• _Stored records_:
───
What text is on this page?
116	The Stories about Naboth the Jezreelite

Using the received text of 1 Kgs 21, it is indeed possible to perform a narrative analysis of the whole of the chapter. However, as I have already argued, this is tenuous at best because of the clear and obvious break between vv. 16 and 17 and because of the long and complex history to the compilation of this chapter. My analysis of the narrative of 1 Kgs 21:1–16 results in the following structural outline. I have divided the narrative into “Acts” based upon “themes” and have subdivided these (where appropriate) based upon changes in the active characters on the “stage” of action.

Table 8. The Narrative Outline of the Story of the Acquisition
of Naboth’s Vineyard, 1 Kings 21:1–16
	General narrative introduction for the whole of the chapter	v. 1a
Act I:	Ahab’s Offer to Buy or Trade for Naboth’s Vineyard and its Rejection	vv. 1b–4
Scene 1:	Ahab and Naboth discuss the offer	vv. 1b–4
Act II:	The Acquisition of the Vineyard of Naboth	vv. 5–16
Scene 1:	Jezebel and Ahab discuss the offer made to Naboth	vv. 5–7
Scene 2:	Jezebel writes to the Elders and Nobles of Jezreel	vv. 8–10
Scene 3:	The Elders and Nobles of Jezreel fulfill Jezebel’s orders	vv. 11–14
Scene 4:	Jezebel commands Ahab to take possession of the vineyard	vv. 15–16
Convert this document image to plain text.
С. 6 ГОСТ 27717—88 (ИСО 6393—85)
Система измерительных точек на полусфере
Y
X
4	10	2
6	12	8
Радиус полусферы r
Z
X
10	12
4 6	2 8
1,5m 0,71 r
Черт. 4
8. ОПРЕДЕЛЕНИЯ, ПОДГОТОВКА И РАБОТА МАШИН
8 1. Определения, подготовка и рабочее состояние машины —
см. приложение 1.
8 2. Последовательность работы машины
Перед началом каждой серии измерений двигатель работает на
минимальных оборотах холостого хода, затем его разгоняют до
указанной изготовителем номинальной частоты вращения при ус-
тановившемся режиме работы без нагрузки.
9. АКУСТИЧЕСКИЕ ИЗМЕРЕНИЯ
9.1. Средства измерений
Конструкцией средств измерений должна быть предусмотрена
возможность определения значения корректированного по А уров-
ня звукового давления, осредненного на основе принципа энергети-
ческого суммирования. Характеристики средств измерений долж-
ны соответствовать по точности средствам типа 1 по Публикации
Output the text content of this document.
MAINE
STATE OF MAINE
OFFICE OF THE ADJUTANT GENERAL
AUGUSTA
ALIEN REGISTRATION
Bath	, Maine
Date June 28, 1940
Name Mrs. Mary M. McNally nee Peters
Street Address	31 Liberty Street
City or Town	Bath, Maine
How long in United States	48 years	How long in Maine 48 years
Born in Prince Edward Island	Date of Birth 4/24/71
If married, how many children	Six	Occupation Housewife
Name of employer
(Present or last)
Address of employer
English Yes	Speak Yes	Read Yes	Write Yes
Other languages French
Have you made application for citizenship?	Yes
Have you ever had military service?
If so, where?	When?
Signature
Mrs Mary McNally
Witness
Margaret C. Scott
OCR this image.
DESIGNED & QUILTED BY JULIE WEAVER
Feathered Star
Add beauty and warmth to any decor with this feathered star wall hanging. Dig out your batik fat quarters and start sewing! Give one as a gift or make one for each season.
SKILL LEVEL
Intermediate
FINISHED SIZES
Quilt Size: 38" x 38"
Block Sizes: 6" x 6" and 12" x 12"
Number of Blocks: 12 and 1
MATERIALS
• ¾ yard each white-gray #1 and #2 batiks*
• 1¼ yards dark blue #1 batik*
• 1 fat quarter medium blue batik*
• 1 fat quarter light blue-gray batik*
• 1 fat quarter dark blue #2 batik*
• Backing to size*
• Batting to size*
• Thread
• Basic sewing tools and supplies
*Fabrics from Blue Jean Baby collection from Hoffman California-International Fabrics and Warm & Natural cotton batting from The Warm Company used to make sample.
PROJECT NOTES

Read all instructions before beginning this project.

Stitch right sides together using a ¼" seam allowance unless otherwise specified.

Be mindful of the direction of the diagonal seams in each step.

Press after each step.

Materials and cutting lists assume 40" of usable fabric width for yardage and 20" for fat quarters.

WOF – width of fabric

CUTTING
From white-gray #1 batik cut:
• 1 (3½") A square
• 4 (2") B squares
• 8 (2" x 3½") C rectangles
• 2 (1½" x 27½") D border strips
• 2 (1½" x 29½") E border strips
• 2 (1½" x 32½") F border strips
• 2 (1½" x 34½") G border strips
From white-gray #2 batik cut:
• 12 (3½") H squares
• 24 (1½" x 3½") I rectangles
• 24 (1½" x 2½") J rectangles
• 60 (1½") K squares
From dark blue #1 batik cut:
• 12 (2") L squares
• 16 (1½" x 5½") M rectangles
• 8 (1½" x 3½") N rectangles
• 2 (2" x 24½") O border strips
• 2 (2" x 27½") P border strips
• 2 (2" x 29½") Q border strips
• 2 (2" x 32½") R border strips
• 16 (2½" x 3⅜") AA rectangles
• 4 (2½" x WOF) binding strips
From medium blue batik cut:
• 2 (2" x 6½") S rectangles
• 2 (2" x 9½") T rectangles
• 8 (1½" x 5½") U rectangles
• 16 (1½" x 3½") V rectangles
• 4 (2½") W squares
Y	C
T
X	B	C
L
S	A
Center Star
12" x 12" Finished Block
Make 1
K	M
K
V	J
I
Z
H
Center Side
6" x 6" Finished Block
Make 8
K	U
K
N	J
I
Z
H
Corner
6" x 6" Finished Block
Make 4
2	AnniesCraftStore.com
───
• _REQUIREMENTS_:
State how many lines of the records above contain "strips", with no words besides the number.

• _ANSWER TO THE TASK_:
9